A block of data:
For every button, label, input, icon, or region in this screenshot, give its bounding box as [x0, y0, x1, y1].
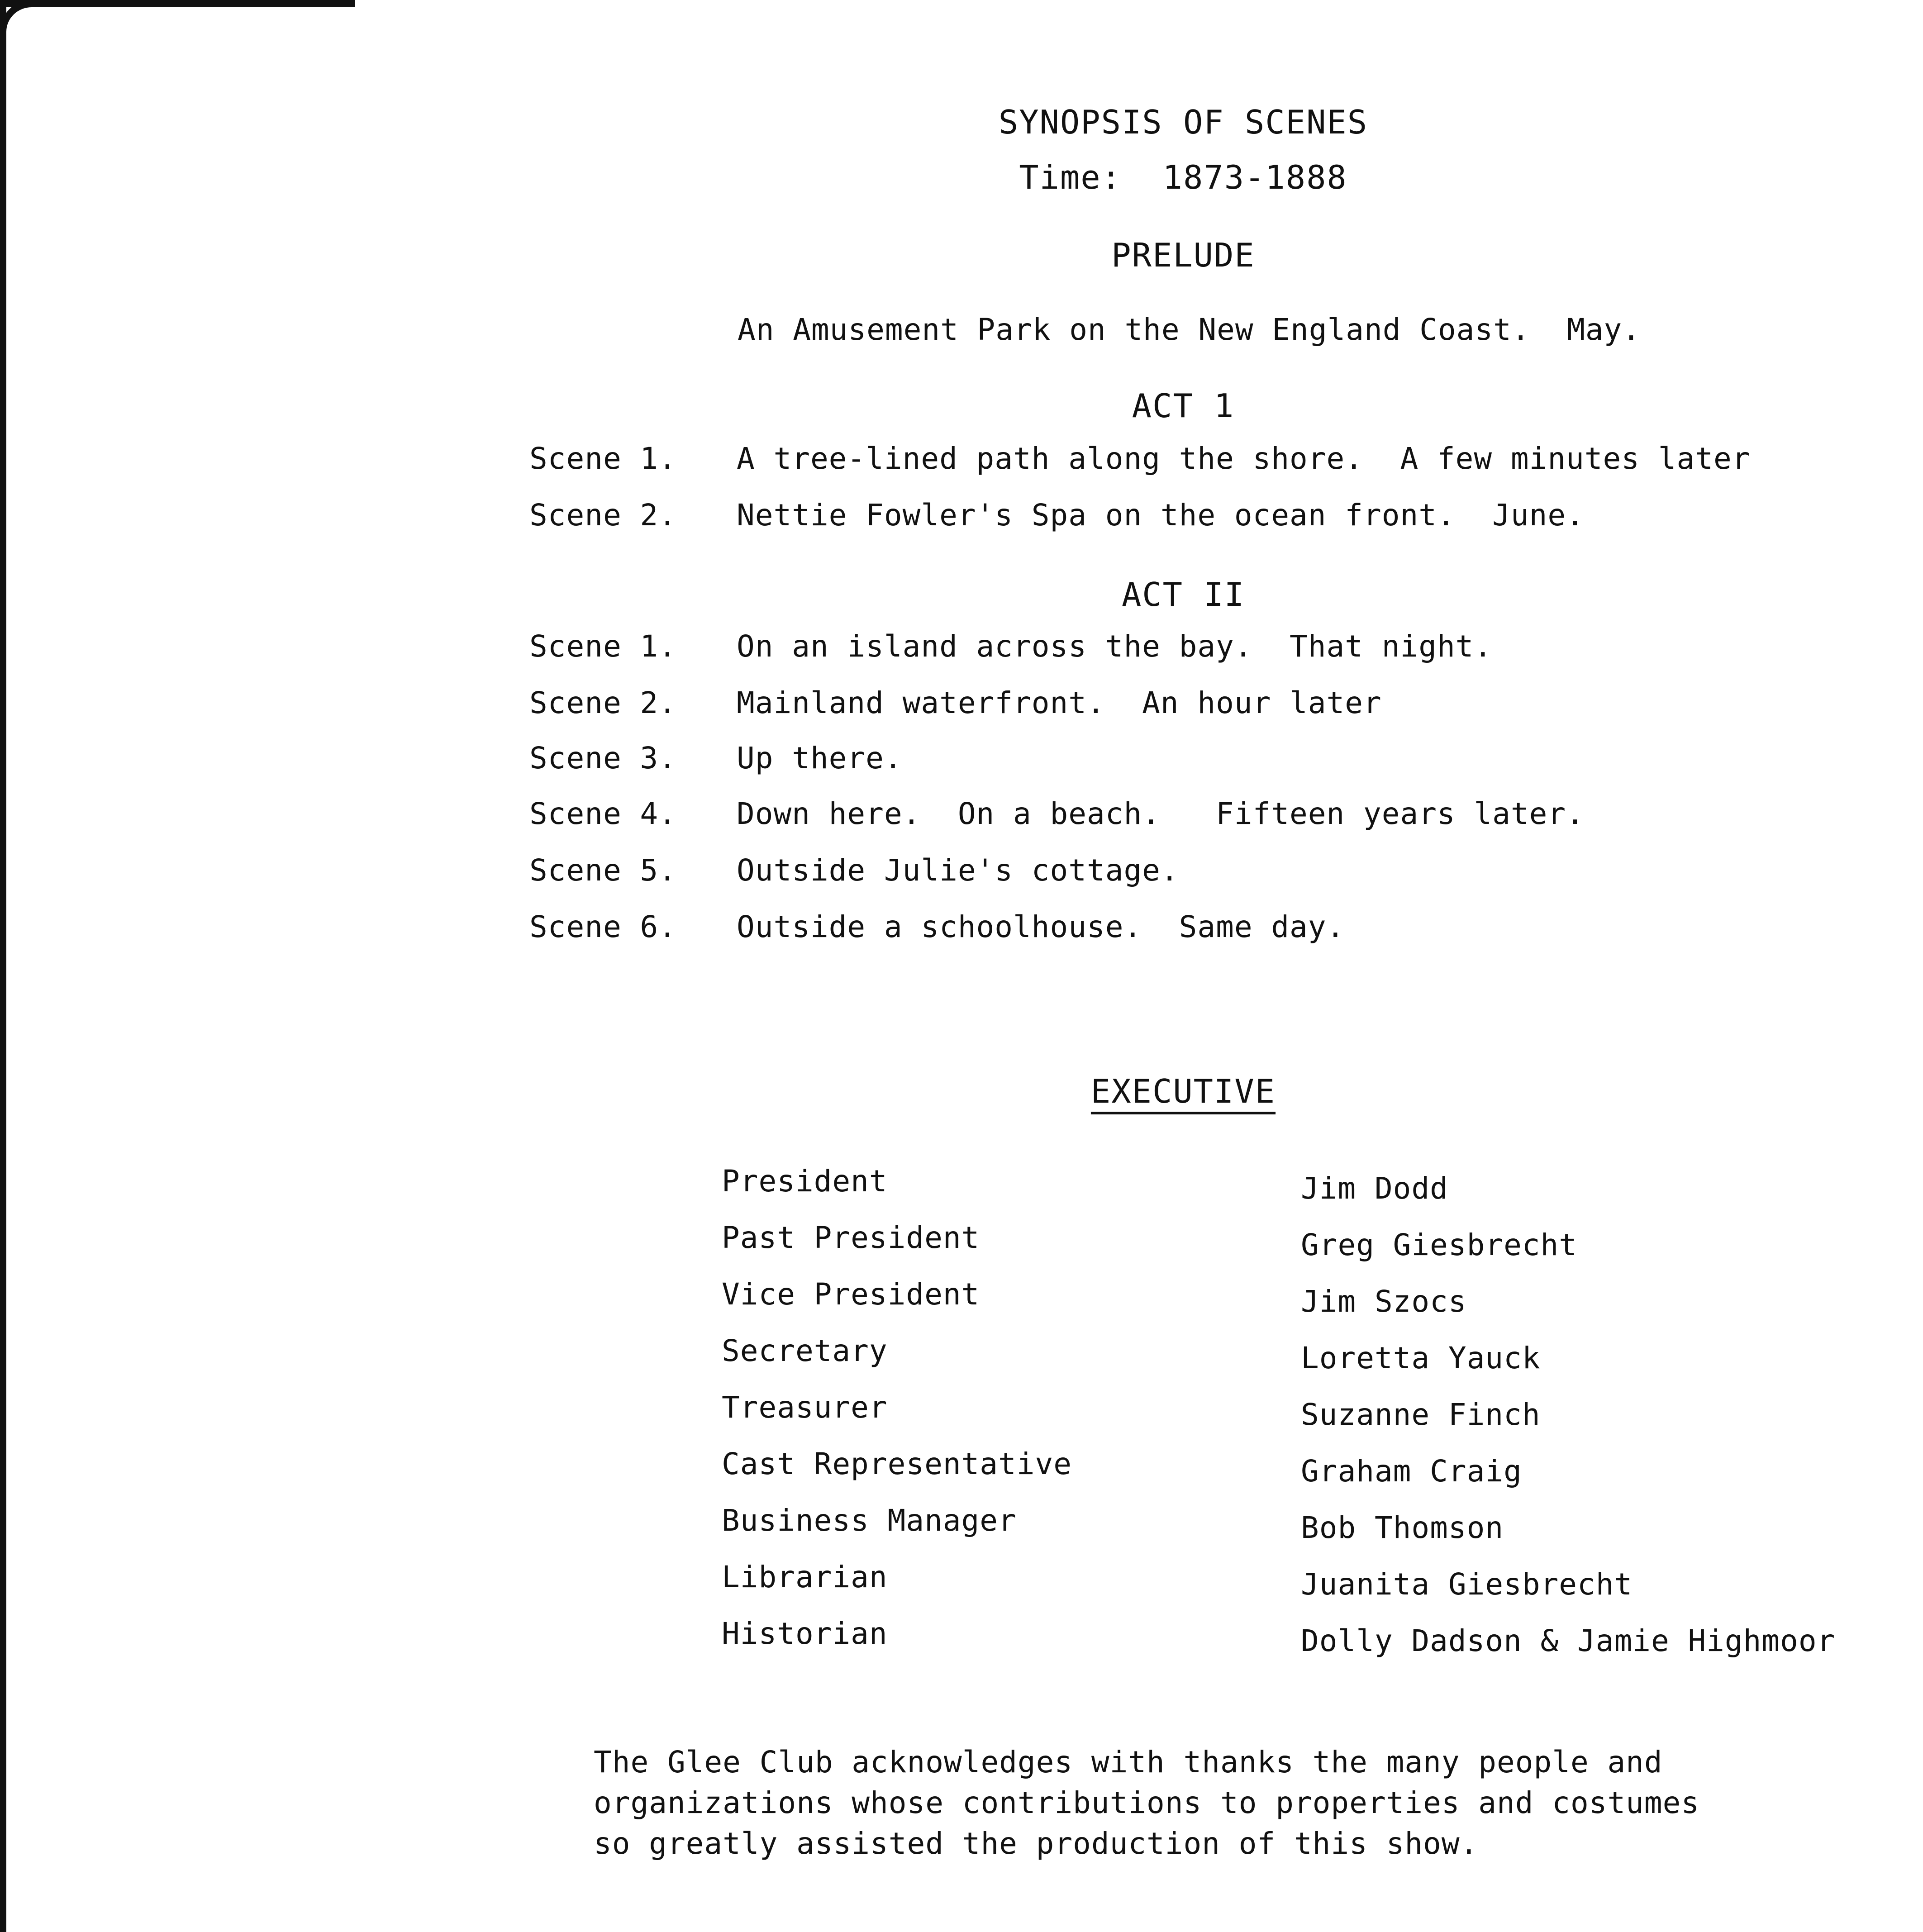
- executive-name: Jim Szocs: [1301, 1284, 1467, 1319]
- executive-name: Dolly Dadson & Jamie Highmoor: [1301, 1623, 1836, 1658]
- scene-description: Up there.: [737, 741, 903, 776]
- act-2-heading: ACT II: [1121, 576, 1245, 614]
- executive-role: Vice President: [722, 1277, 980, 1312]
- executive-name: Bob Thomson: [1301, 1510, 1504, 1545]
- executive-role: Treasurer: [722, 1390, 888, 1425]
- prelude-description: An Amusement Park on the New England Coast. May.: [738, 312, 1641, 347]
- scene-label: Scene 3.: [529, 741, 677, 776]
- scene-description: On an island across the bay. That night.: [737, 629, 1493, 664]
- scene-label: Scene 5.: [529, 853, 677, 888]
- scene-description: Nettie Fowler's Spa on the ocean front. June.: [737, 498, 1585, 533]
- executive-role: President: [722, 1164, 888, 1199]
- executive-name: Jim Dodd: [1301, 1171, 1448, 1206]
- scene-label: Scene 6.: [529, 909, 677, 944]
- scene-description: Outside Julie's cottage.: [737, 853, 1179, 888]
- scene-label: Scene 2.: [529, 498, 677, 533]
- acknowledgement-line: organizations whose contributions to properties and costumes: [594, 1785, 1700, 1820]
- scan-left-edge: [0, 7, 6, 1932]
- executive-role: Secretary: [722, 1333, 888, 1368]
- acknowledgement-line: The Glee Club acknowledges with thanks the many people and: [594, 1745, 1663, 1780]
- executive-name: Juanita Giesbrecht: [1301, 1567, 1633, 1602]
- executive-role: Cast Representative: [722, 1447, 1072, 1481]
- acknowledgement-line: so greatly assisted the production of this show.: [594, 1826, 1479, 1861]
- executive-name: Loretta Yauck: [1301, 1341, 1541, 1375]
- synopsis-title: SYNOPSIS OF SCENES: [998, 103, 1368, 141]
- scan-top-edge: [0, 0, 355, 7]
- executive-name: Graham Craig: [1301, 1454, 1522, 1489]
- scene-label: Scene 4.: [529, 796, 677, 831]
- executive-role: Business Manager: [722, 1503, 1017, 1538]
- executive-role: Past President: [722, 1220, 980, 1255]
- scene-description: Mainland waterfront. An hour later: [737, 685, 1382, 720]
- executive-name: Suzanne Finch: [1301, 1397, 1541, 1432]
- executive-name: Greg Giesbrecht: [1301, 1228, 1578, 1262]
- executive-role: Historian: [722, 1616, 888, 1651]
- scene-label: Scene 1.: [529, 629, 677, 664]
- scene-description: A tree-lined path along the shore. A few minutes later: [737, 441, 1751, 476]
- scene-label: Scene 1.: [529, 441, 677, 476]
- scene-label: Scene 2.: [529, 685, 677, 720]
- act-1-heading: ACT 1: [1132, 387, 1235, 425]
- prelude-heading: PRELUDE: [1111, 236, 1255, 274]
- executive-heading: EXECUTIVE: [1090, 1072, 1276, 1110]
- scene-description: Down here. On a beach. Fifteen years later.: [737, 796, 1585, 831]
- scene-description: Outside a schoolhouse. Same day.: [737, 909, 1345, 944]
- time-period: Time: 1873-1888: [1019, 158, 1347, 196]
- executive-role: Librarian: [722, 1560, 888, 1594]
- acknowledgement-paragraph: [594, 1742, 1699, 1864]
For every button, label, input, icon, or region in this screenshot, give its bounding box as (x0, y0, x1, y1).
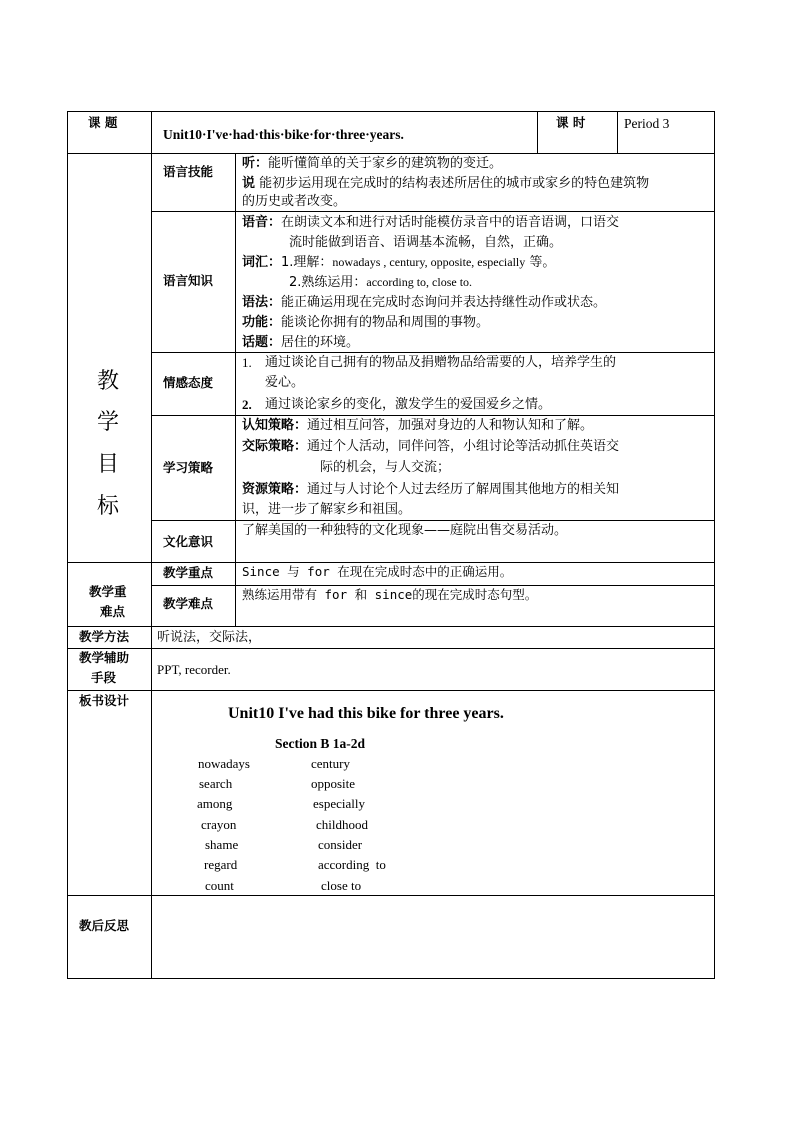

Goal of the exercise: Can you rewrite the data above with every "executive-role" changed to "officer-role" and everything else left as it is, omitting the pictures?

Exercise answer:
For every button, label, input, icon, or region in this screenshot, give its bounding box as [x0, y0, x1, y1].
- executive-name: Jim Szocs: [1301, 1284, 1467, 1319]
- executive-name: Dolly Dadson & Jamie Highmoor: [1301, 1623, 1836, 1658]
- scene-description: Up there.: [737, 741, 903, 776]
- act-2-heading: ACT II: [1121, 576, 1245, 614]
- officer-role: Vice President: [722, 1277, 980, 1312]
- executive-name: Bob Thomson: [1301, 1510, 1504, 1545]
- officer-role: Treasurer: [722, 1390, 888, 1425]
- prelude-description: An Amusement Park on the New England Coast. May.: [738, 312, 1641, 347]
- scene-label: Scene 3.: [529, 741, 677, 776]
- scene-description: On an island across the bay. That night.: [737, 629, 1493, 664]
- scene-label: Scene 5.: [529, 853, 677, 888]
- scene-description: Nettie Fowler's Spa on the ocean front. June.: [737, 498, 1585, 533]
- officer-role: President: [722, 1164, 888, 1199]
- executive-name: Jim Dodd: [1301, 1171, 1448, 1206]
- scene-label: Scene 6.: [529, 909, 677, 944]
- scene-description: Outside Julie's cottage.: [737, 853, 1179, 888]
- scene-label: Scene 2.: [529, 498, 677, 533]
- acknowledgement-line: organizations whose contributions to properties and costumes: [594, 1785, 1700, 1820]
- scan-left-edge: [0, 7, 6, 1932]
- officer-role: Secretary: [722, 1333, 888, 1368]
- acknowledgement-line: The Glee Club acknowledges with thanks the many people and: [594, 1745, 1663, 1780]
- executive-name: Juanita Giesbrecht: [1301, 1567, 1633, 1602]
- officer-role: Cast Representative: [722, 1447, 1072, 1481]
- acknowledgement-line: so greatly assisted the production of this show.: [594, 1826, 1479, 1861]
- executive-name: Loretta Yauck: [1301, 1341, 1541, 1375]
- synopsis-title: SYNOPSIS OF SCENES: [998, 103, 1368, 141]
- scan-top-edge: [0, 0, 355, 7]
- executive-name: Graham Craig: [1301, 1454, 1522, 1489]
- scene-label: Scene 4.: [529, 796, 677, 831]
- officer-role: Business Manager: [722, 1503, 1017, 1538]
- officer-role: Past President: [722, 1220, 980, 1255]
- scene-description: Mainland waterfront. An hour later: [737, 685, 1382, 720]
- executive-name: Suzanne Finch: [1301, 1397, 1541, 1432]
- executive-name: Greg Giesbrecht: [1301, 1228, 1578, 1262]
- officer-role: Historian: [722, 1616, 888, 1651]
- scene-label: Scene 1.: [529, 629, 677, 664]
- scene-description: A tree-lined path along the shore. A few minutes later: [737, 441, 1751, 476]
- scene-label: Scene 1.: [529, 441, 677, 476]
- scene-label: Scene 2.: [529, 685, 677, 720]
- act-1-heading: ACT 1: [1132, 387, 1235, 425]
- prelude-heading: PRELUDE: [1111, 236, 1255, 274]
- executive-heading: EXECUTIVE: [1090, 1072, 1276, 1110]
- scene-description: Down here. On a beach. Fifteen years later.: [737, 796, 1585, 831]
- scene-description: Outside a schoolhouse. Same day.: [737, 909, 1345, 944]
- time-period: Time: 1873-1888: [1019, 158, 1347, 196]
- officer-role: Librarian: [722, 1560, 888, 1594]
- acknowledgement-paragraph: [594, 1742, 1699, 1864]
For every button, label, input, icon, or region in this screenshot, give its bounding box as (x0, y0, x1, y1).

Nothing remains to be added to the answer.